::: Provided data

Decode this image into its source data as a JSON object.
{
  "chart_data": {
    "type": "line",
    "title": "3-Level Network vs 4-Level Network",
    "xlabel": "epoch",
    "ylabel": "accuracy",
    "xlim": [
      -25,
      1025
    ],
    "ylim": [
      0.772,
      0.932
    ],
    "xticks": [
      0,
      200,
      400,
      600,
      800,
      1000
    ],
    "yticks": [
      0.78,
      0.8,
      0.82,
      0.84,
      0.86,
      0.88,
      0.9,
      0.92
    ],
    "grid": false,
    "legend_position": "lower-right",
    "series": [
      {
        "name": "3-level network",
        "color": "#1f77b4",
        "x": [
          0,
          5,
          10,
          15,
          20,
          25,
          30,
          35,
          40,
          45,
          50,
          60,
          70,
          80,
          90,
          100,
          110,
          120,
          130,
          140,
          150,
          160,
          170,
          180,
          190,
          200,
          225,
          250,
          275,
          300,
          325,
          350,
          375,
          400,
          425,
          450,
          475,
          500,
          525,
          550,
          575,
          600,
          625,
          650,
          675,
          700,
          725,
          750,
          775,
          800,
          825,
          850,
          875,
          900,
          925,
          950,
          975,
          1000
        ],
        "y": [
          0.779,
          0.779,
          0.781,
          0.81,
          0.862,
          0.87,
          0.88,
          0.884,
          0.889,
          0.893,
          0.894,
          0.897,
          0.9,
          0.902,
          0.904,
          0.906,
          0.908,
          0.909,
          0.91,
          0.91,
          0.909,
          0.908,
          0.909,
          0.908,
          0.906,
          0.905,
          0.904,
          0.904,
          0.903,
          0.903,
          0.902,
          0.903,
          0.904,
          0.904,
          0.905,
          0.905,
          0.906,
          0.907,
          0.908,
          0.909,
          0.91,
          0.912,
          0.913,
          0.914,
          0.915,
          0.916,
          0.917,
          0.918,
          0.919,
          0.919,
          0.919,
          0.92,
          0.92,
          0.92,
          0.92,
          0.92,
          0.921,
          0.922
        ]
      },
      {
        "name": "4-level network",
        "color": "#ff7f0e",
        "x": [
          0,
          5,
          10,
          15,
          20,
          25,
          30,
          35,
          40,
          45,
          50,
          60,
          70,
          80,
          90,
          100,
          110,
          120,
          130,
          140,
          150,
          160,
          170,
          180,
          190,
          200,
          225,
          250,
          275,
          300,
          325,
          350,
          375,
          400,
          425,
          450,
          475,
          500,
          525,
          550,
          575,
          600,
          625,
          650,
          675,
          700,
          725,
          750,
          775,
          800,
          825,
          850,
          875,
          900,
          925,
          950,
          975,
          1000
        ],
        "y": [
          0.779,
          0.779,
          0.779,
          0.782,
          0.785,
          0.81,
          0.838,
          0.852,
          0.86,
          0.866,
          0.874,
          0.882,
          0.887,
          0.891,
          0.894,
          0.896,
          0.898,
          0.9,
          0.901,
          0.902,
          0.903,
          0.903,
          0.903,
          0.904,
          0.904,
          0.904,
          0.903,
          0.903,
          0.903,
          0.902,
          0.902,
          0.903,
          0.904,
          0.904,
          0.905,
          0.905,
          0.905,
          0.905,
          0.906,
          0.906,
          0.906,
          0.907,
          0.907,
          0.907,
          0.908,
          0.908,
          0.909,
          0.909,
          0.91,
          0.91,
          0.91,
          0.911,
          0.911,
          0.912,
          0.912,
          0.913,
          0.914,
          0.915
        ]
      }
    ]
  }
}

::::::

# The request
Write every entry out again exactly.

# Reply to the exercise
Decode this image into its source data as a JSON object.
{
  "chart_data": {
    "type": "line",
    "title": "3-Level Network vs 4-Level Network",
    "xlabel": "epoch",
    "ylabel": "accuracy",
    "xlim": [
      -25,
      1025
    ],
    "ylim": [
      0.772,
      0.932
    ],
    "xticks": [
      0,
      200,
      400,
      600,
      800,
      1000
    ],
    "yticks": [
      0.78,
      0.8,
      0.82,
      0.84,
      0.86,
      0.88,
      0.9,
      0.92
    ],
    "grid": false,
    "legend_position": "lower-right",
    "series": [
      {
        "name": "3-level network",
        "color": "#1f77b4",
        "x": [
          0,
          5,
          10,
          15,
          20,
          25,
          30,
          35,
          40,
          45,
          50,
          60,
          70,
          80,
          90,
          100,
          110,
          120,
          130,
          140,
          150,
          160,
          170,
          180,
          190,
          200,
          225,
          250,
          275,
          300,
          325,
          350,
          375,
          400,
          425,
          450,
          475,
          500,
          525,
          550,
          575,
          600,
          625,
          650,
          675,
          700,
          725,
          750,
          775,
          800,
          825,
          850,
          875,
          900,
          925,
          950,
          975,
          1000
        ],
        "y": [
          0.779,
          0.779,
          0.781,
          0.81,
          0.862,
          0.87,
          0.88,
          0.884,
          0.889,
          0.893,
          0.894,
          0.897,
          0.9,
          0.902,
          0.904,
          0.906,
          0.908,
          0.909,
          0.91,
          0.91,
          0.909,
          0.908,
          0.909,
          0.908,
          0.906,
          0.905,
          0.904,
          0.904,
          0.903,
          0.903,
          0.902,
          0.903,
          0.904,
          0.904,
          0.905,
          0.905,
          0.906,
          0.907,
          0.908,
          0.909,
          0.91,
          0.912,
          0.913,
          0.914,
          0.915,
          0.916,
          0.917,
          0.918,
          0.919,
          0.919,
          0.919,
          0.92,
          0.92,
          0.92,
          0.92,
          0.92,
          0.921,
          0.922
        ]
      },
      {
        "name": "4-level network",
        "color": "#ff7f0e",
        "x": [
          0,
          5,
          10,
          15,
          20,
          25,
          30,
          35,
          40,
          45,
          50,
          60,
          70,
          80,
          90,
          100,
          110,
          120,
          130,
          140,
          150,
          160,
          170,
          180,
          190,
          200,
          225,
          250,
          275,
          300,
          325,
          350,
          375,
          400,
          425,
          450,
          475,
          500,
          525,
          550,
          575,
          600,
          625,
          650,
          675,
          700,
          725,
          750,
          775,
          800,
          825,
          850,
          875,
          900,
          925,
          950,
          975,
          1000
        ],
        "y": [
          0.779,
          0.779,
          0.779,
          0.782,
          0.785,
          0.81,
          0.838,
          0.852,
          0.86,
          0.866,
          0.874,
          0.882,
          0.887,
          0.891,
          0.894,
          0.896,
          0.898,
          0.9,
          0.901,
          0.902,
          0.903,
          0.903,
          0.903,
          0.904,
          0.904,
          0.904,
          0.903,
          0.903,
          0.903,
          0.902,
          0.902,
          0.903,
          0.904,
          0.904,
          0.905,
          0.905,
          0.905,
          0.905,
          0.906,
          0.906,
          0.906,
          0.907,
          0.907,
          0.907,
          0.908,
          0.908,
          0.909,
          0.909,
          0.91,
          0.91,
          0.91,
          0.911,
          0.911,
          0.912,
          0.912,
          0.913,
          0.914,
          0.915
        ]
      }
    ]
  }
}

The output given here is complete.